*Given task*
Only a number is wanted: how many lines in these records contain the word "buffer"?
Begin
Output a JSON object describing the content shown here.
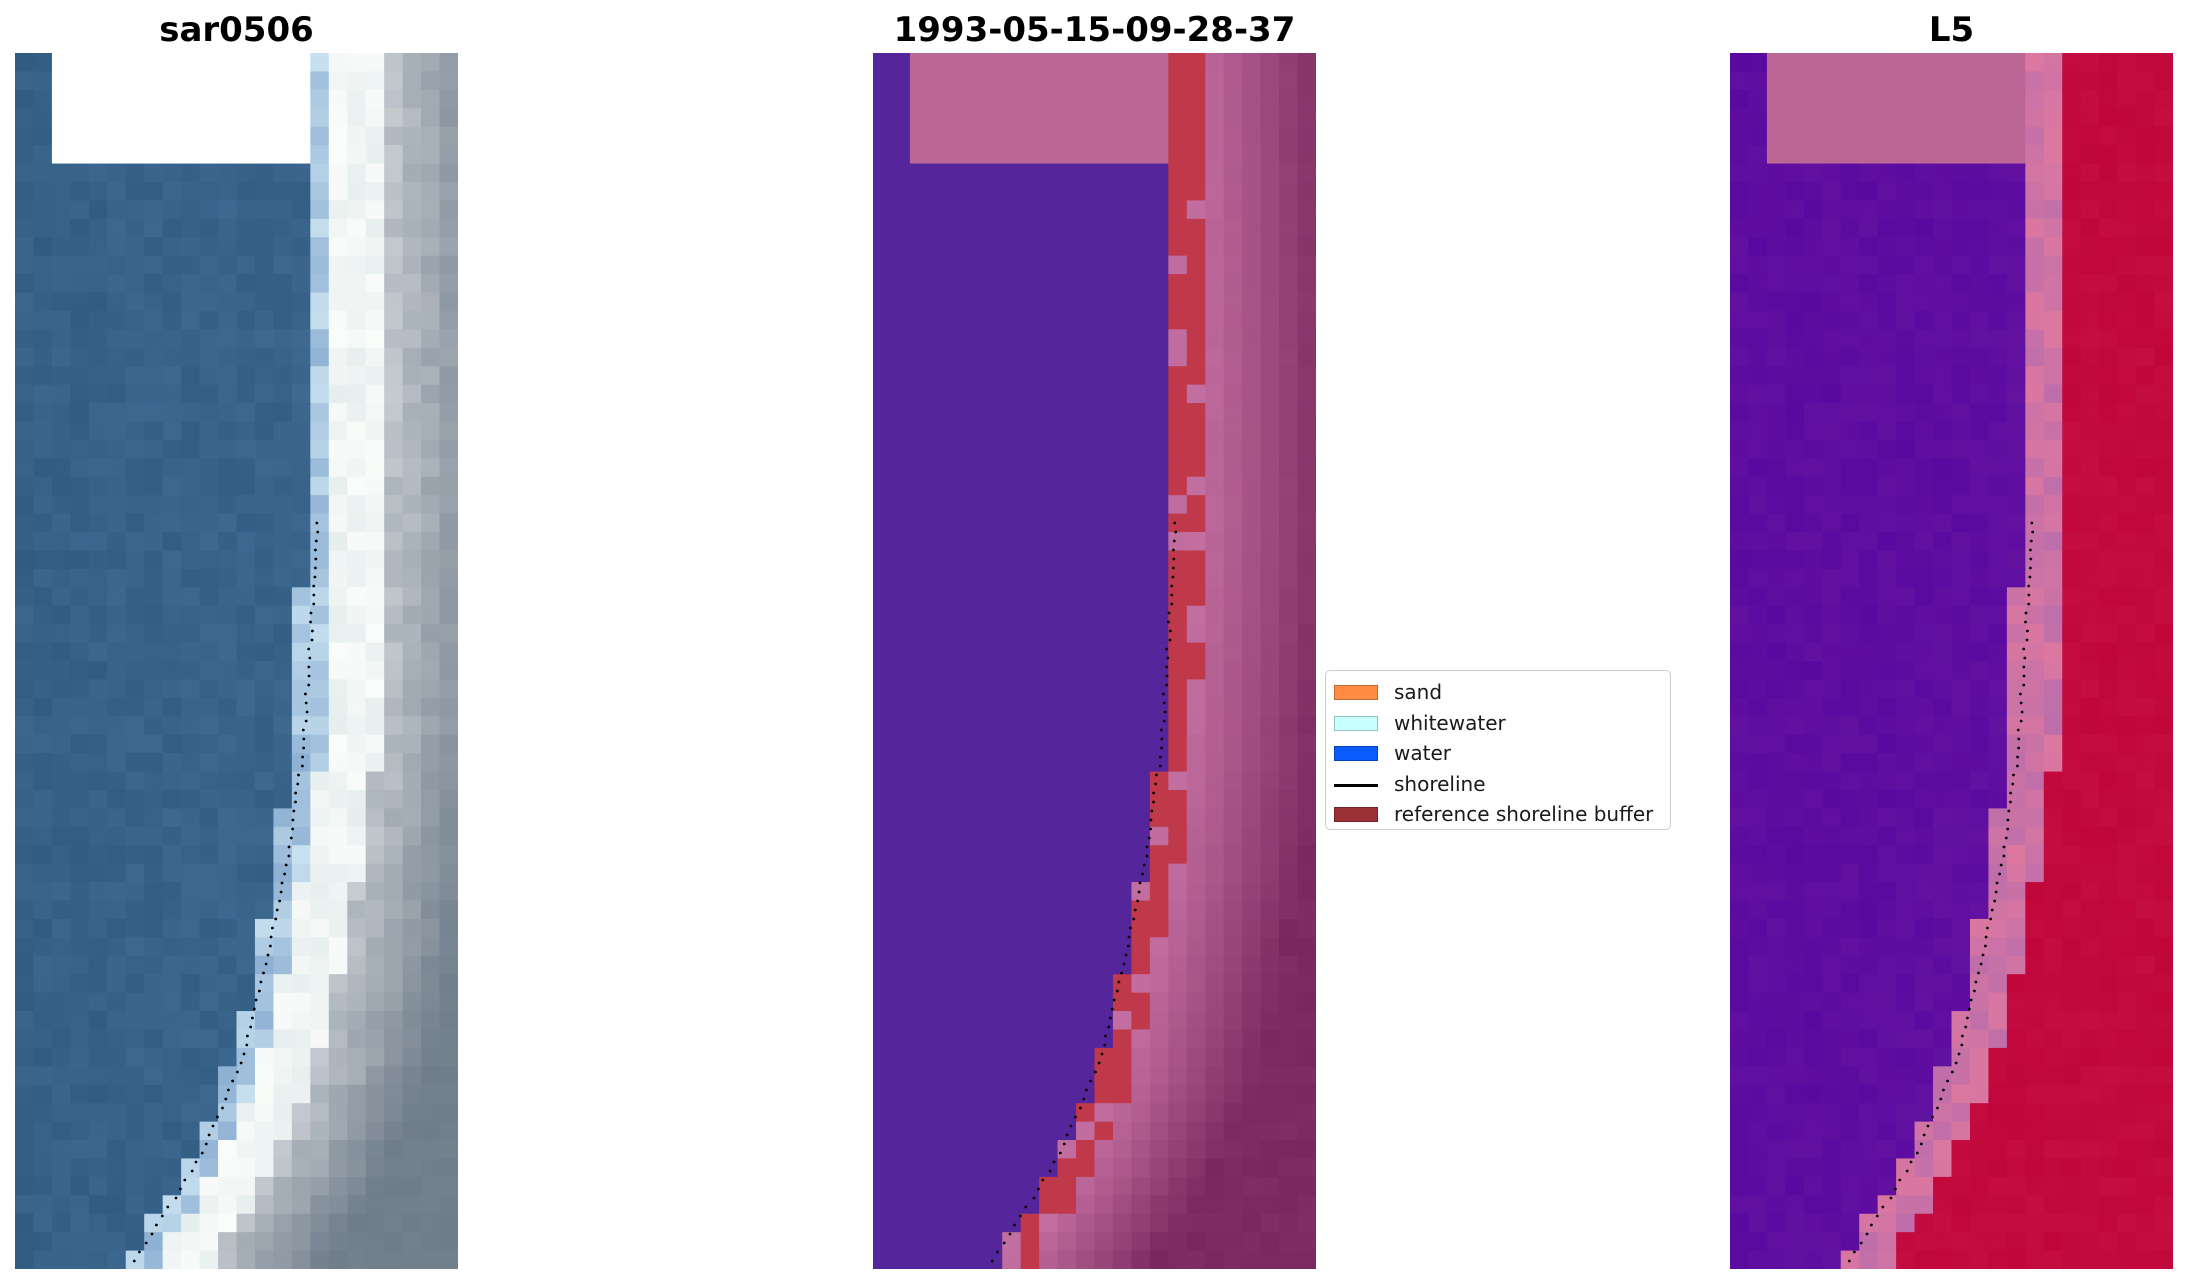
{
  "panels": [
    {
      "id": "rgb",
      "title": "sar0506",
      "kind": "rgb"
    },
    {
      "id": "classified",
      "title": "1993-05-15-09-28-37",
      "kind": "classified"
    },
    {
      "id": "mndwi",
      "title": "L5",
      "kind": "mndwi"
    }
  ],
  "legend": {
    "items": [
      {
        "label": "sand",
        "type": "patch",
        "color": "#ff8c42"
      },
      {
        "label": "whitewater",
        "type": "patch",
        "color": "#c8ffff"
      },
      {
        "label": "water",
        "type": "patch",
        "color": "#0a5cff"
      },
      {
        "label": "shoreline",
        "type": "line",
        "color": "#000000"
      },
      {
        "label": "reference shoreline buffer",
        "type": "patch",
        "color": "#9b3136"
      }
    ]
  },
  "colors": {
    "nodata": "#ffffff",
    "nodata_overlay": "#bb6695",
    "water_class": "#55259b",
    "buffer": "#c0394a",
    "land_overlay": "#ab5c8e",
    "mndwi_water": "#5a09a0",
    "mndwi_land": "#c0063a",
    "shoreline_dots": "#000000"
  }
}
End
Begin
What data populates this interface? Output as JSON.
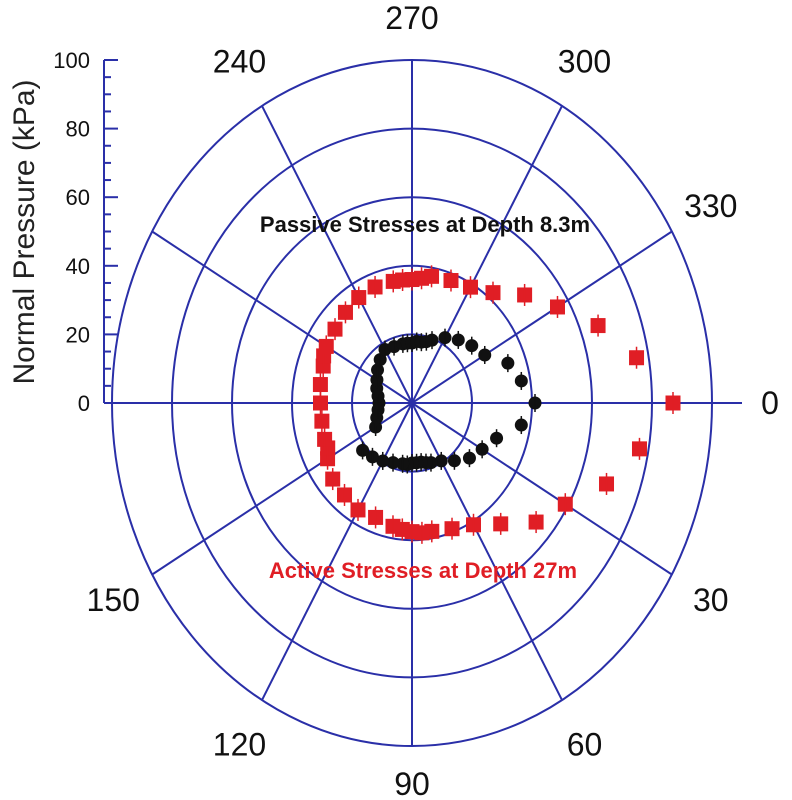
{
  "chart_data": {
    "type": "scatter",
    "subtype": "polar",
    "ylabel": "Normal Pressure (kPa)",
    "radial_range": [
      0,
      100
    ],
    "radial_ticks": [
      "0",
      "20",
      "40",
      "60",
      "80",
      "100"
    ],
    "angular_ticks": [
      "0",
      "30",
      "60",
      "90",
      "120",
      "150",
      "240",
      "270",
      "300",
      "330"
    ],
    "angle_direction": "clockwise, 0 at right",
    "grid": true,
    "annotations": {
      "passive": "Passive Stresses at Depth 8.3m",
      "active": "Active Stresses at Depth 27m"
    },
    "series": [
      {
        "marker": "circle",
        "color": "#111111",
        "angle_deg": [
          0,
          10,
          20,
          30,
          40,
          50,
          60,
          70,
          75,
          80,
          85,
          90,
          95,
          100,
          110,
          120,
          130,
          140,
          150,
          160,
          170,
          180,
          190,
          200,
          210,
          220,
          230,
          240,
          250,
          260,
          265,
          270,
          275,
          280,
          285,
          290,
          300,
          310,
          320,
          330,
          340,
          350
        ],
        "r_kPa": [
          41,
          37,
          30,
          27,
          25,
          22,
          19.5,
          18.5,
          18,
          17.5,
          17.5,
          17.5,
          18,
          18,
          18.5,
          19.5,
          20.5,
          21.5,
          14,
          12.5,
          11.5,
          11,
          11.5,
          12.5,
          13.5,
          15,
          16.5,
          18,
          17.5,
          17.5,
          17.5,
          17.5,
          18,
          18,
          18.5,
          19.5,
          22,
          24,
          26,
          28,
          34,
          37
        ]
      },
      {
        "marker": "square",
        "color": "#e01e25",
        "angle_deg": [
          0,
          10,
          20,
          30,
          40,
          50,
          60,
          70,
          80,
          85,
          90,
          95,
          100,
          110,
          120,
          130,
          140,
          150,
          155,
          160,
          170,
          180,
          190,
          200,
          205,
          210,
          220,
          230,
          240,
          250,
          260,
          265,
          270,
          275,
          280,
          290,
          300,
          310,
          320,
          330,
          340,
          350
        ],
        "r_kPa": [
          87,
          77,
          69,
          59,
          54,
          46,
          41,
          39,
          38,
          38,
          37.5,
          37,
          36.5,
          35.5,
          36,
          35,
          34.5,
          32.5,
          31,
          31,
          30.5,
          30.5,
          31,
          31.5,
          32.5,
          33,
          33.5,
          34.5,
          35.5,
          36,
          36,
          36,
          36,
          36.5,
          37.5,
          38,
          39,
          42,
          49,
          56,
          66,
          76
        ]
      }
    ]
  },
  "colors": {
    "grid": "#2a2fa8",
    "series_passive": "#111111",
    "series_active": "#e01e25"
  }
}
End
Begin
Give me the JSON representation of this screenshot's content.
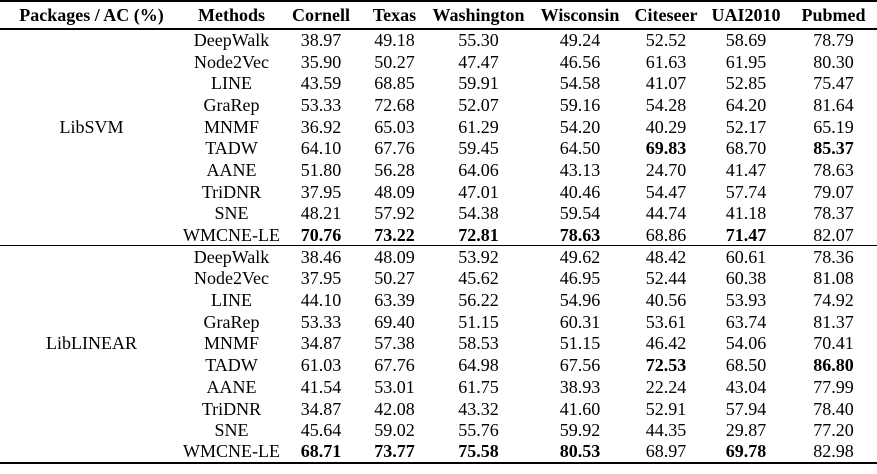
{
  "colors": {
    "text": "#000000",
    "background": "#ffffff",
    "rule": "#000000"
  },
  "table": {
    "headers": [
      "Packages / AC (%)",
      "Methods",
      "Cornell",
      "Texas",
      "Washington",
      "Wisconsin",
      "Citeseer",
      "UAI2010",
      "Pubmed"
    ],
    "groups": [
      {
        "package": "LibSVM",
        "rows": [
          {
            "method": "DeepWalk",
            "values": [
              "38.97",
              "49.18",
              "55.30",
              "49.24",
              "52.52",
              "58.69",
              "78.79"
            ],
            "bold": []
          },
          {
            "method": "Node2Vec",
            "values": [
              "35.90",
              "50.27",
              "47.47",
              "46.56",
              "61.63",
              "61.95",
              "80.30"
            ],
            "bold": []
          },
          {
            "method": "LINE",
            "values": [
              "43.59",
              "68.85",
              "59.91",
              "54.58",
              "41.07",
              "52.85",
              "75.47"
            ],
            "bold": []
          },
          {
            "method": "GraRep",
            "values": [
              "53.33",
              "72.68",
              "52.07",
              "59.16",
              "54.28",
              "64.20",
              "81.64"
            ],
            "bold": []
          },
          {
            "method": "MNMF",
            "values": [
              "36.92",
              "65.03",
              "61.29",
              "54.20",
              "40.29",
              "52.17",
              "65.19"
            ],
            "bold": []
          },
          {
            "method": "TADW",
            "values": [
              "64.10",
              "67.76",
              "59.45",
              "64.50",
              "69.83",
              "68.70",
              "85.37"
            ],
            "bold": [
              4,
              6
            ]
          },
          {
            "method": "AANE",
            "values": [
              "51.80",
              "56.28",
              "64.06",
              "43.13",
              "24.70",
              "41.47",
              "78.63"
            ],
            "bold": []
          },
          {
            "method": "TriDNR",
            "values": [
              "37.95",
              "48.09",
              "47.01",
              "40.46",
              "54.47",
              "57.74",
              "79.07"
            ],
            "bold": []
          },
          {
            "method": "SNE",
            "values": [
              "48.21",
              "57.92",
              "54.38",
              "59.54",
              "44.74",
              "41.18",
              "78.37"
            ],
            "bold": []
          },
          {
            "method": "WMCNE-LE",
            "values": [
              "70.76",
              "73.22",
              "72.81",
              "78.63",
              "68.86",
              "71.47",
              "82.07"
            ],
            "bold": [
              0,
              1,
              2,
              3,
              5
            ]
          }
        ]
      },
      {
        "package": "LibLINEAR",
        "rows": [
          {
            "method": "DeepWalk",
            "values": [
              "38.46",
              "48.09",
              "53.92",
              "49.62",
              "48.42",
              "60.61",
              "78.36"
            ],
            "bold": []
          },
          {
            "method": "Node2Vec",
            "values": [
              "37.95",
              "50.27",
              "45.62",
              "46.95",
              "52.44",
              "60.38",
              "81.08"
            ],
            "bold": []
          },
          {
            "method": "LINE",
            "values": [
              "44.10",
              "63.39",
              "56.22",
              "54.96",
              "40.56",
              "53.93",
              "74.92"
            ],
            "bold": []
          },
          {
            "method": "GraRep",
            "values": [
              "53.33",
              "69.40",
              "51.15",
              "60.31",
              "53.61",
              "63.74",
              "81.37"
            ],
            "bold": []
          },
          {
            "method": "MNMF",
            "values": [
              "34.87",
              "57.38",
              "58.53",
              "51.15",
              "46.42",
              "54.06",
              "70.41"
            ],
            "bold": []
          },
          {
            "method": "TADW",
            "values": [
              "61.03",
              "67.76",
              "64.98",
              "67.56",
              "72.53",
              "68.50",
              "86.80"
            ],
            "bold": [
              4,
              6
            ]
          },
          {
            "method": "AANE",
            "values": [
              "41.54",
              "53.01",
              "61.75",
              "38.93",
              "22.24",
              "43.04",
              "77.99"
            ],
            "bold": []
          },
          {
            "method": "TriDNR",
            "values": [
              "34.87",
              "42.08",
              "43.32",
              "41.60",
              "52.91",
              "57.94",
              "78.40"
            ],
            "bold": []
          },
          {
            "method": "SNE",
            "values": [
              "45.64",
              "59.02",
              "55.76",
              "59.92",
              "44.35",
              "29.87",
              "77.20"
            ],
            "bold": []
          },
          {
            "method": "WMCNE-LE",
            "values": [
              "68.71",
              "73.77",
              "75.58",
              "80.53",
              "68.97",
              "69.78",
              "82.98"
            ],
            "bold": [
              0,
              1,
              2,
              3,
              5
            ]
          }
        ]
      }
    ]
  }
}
End
*Exercise solution*
2